Set problem: Beginning with the line containing "Transcribe this image's" and ending with the last line of the records, set down every line exactly.

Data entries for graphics
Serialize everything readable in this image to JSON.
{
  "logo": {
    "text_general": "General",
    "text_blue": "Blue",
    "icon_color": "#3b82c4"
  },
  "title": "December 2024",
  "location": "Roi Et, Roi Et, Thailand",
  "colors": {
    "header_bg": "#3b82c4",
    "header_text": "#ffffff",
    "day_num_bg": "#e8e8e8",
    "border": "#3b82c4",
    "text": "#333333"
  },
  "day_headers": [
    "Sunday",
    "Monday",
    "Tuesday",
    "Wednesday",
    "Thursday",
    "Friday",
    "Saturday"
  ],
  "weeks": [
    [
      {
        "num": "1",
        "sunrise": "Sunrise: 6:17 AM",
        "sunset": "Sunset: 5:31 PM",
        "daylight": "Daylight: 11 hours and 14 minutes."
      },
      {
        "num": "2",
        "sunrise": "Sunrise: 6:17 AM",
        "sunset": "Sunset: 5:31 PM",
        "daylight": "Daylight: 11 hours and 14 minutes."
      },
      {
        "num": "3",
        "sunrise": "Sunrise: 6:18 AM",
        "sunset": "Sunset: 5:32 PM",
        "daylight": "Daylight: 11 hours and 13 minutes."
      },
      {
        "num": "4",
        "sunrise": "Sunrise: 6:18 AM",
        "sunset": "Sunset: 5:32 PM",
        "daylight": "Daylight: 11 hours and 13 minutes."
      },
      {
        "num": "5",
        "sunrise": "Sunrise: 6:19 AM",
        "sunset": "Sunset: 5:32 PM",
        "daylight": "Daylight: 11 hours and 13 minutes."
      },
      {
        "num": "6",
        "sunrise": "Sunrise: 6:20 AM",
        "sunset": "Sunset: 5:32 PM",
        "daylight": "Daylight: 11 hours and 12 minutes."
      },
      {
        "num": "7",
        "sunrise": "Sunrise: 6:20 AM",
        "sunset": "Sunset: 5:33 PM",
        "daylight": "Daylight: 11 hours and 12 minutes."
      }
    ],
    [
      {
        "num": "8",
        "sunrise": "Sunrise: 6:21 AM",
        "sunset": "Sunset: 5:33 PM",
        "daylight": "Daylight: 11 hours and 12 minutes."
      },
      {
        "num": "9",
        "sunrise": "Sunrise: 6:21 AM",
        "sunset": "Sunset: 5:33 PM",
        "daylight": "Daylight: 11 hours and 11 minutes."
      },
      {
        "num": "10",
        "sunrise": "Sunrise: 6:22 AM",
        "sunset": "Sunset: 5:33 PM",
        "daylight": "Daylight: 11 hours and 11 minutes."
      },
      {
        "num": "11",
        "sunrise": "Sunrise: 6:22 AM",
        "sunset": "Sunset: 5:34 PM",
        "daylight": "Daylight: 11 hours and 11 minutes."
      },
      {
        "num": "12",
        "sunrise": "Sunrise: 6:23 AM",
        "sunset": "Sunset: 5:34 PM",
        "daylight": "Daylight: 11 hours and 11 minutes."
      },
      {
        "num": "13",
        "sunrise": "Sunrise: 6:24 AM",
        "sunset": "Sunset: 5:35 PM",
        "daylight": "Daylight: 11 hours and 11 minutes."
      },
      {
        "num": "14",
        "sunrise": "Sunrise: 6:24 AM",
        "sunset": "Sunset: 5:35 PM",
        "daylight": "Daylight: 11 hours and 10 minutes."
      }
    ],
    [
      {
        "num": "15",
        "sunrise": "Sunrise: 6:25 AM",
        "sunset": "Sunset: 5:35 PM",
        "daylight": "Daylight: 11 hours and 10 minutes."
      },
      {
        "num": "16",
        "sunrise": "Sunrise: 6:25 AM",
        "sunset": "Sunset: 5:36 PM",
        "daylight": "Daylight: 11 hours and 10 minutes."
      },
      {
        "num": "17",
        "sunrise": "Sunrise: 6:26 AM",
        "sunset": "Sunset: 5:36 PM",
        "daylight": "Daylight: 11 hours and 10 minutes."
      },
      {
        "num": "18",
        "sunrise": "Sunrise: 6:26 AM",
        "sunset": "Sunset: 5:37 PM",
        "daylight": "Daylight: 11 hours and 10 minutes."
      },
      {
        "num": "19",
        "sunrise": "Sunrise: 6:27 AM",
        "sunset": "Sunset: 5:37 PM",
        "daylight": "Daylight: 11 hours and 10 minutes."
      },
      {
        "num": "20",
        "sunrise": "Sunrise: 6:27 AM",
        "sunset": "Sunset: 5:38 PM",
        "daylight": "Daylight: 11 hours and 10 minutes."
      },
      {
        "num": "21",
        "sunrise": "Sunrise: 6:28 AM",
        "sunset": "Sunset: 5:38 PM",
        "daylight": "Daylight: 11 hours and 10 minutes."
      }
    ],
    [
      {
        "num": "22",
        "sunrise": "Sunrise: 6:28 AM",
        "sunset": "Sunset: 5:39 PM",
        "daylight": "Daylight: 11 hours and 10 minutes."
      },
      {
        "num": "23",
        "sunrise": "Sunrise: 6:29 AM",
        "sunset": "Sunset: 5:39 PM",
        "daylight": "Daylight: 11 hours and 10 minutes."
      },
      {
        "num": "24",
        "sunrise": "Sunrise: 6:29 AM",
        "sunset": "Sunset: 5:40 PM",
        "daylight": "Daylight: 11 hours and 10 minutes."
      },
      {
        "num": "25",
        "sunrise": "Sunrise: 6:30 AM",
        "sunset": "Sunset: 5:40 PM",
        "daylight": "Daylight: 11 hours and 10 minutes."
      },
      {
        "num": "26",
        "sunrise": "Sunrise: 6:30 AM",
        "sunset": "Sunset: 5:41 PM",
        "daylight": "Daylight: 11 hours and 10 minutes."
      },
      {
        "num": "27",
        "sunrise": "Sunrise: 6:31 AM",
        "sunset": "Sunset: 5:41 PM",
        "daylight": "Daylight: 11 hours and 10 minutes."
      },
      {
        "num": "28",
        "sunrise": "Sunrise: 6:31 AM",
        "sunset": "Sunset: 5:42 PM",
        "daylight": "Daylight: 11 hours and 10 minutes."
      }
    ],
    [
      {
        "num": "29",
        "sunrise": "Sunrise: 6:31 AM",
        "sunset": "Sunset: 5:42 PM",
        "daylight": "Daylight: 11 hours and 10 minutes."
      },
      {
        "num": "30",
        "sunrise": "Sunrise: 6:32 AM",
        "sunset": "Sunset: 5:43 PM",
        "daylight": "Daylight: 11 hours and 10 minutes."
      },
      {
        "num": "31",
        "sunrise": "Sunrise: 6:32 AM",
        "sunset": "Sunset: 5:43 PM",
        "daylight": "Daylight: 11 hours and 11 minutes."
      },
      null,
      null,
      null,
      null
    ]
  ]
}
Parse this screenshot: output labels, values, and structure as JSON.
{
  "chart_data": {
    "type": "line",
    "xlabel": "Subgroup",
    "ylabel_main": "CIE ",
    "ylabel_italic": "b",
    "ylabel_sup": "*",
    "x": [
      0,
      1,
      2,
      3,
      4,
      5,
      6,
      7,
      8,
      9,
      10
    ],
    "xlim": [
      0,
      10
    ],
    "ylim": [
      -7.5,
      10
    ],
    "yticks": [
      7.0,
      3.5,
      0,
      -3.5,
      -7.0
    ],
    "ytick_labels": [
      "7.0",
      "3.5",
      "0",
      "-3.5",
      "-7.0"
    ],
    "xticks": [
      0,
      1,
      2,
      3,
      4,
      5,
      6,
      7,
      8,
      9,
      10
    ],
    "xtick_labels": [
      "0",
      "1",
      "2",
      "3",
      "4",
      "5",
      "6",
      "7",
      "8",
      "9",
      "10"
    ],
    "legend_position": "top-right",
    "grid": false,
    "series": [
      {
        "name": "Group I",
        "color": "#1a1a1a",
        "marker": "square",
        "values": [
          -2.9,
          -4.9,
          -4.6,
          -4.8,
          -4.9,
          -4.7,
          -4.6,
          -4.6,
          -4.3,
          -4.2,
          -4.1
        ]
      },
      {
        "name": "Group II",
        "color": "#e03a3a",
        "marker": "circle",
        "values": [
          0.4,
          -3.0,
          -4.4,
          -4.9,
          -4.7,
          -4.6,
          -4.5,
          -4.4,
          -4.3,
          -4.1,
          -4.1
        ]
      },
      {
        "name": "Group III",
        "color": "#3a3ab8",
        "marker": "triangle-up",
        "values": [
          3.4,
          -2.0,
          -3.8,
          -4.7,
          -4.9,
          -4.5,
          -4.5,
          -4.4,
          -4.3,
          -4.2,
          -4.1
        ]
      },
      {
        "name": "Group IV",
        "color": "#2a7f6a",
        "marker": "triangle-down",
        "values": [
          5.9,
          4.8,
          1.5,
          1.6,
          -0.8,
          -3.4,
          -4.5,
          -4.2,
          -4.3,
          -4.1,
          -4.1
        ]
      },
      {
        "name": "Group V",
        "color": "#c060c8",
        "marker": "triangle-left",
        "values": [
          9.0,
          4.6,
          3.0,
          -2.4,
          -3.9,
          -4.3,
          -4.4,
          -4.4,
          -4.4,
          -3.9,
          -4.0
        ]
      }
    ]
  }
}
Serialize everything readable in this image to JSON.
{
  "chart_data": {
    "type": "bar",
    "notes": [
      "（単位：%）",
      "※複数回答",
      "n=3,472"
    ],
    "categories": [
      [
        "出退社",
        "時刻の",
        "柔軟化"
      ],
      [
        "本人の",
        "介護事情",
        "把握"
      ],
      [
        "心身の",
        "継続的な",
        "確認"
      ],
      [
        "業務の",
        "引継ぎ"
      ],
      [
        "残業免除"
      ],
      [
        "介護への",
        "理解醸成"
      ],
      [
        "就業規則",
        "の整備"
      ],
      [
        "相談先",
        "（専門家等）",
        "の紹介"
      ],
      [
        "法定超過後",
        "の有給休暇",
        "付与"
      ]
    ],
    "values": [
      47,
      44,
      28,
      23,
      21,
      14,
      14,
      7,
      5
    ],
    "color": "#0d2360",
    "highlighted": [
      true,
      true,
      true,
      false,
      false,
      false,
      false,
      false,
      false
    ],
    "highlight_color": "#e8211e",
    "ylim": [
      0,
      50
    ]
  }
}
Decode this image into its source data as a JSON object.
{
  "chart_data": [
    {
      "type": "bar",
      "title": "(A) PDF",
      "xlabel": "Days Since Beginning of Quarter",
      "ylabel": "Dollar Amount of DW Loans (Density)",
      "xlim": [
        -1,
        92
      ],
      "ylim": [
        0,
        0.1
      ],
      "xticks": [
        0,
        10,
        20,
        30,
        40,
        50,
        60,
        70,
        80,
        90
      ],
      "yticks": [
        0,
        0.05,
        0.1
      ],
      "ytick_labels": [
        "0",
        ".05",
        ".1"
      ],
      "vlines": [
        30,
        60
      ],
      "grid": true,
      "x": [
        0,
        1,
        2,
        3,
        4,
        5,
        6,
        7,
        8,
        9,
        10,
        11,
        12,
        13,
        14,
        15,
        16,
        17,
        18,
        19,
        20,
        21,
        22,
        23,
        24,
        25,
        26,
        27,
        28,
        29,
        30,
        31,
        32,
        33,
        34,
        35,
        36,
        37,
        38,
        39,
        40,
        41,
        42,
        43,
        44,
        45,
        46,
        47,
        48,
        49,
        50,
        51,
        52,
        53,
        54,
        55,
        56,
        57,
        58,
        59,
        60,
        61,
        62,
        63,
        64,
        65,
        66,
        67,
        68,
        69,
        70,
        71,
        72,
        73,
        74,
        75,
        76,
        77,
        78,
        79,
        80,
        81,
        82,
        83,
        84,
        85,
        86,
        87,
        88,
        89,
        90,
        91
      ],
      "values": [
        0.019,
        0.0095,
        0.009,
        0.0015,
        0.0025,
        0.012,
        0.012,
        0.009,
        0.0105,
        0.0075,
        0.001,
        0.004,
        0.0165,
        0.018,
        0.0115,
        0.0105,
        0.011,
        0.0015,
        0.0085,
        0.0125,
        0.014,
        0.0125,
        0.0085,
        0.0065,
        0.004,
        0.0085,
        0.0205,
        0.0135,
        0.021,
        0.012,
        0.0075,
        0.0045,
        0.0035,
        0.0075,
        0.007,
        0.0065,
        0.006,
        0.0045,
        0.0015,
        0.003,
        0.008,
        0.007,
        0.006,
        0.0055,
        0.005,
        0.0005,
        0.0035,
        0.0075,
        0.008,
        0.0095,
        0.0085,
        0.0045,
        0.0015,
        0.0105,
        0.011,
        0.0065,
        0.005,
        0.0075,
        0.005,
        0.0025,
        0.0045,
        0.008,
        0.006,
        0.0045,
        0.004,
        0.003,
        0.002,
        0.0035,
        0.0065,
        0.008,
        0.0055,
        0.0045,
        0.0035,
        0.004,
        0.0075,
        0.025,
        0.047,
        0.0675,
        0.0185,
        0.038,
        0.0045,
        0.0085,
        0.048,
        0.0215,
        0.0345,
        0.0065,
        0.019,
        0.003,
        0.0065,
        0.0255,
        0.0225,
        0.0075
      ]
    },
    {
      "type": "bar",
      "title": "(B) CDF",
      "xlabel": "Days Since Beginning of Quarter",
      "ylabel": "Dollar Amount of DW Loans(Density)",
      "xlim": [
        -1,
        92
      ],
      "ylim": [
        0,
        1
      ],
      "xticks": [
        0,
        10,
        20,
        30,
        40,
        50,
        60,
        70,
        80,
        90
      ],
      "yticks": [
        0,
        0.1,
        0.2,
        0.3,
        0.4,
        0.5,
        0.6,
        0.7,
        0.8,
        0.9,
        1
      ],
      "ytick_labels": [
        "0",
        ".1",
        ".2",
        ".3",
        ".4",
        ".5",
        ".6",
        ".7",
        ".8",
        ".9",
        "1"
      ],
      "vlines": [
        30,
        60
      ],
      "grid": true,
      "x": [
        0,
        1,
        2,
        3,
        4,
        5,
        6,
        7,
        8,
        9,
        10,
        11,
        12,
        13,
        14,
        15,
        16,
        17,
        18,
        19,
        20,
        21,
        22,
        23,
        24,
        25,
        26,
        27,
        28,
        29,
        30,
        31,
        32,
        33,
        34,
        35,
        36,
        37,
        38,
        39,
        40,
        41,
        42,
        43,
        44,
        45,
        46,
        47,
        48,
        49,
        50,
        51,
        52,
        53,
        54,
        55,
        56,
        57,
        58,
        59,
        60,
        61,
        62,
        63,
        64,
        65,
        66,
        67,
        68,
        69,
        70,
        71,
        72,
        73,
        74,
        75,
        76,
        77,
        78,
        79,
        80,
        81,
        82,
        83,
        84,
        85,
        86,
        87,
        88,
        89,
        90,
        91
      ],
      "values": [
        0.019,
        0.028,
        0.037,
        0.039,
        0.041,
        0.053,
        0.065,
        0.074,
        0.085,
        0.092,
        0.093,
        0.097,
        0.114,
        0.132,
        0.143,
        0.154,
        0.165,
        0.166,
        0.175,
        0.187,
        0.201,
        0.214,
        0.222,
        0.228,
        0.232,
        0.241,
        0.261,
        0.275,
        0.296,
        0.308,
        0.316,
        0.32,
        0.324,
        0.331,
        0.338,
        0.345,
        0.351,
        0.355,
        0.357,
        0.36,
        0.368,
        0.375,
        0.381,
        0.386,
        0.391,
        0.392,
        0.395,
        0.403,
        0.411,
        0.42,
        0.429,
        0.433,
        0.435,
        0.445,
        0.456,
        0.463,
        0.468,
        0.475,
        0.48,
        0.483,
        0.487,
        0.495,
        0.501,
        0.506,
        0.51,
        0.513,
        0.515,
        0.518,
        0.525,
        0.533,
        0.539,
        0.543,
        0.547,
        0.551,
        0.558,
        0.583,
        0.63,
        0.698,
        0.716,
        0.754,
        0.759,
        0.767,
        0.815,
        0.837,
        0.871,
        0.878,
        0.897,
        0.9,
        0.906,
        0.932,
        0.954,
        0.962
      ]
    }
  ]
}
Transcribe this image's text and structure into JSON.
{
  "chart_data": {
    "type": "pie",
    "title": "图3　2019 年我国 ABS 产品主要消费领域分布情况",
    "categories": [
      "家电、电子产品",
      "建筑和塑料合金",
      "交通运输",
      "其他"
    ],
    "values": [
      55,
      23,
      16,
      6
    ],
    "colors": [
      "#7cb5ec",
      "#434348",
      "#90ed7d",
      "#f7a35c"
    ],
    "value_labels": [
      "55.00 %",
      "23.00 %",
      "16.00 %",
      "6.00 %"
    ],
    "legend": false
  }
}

Correct answer:
Transcribe this image's text and structure into JSON.
{
  "chart_data": {
    "type": "pie",
    "title": "图3　2019 年我国 ABS 产品主要消费领域分布情况",
    "categories": [
      "家电、电子产品",
      "建筑和塑料合金",
      "交通运输",
      "其他"
    ],
    "values": [
      55,
      23,
      16,
      6
    ],
    "colors": [
      "#7cb5ec",
      "#434348",
      "#90ed7d",
      "#f7a35c"
    ],
    "value_labels": [
      "55.00 %",
      "23.00 %",
      "16.00 %",
      "6.00 %"
    ],
    "legend": false
  }
}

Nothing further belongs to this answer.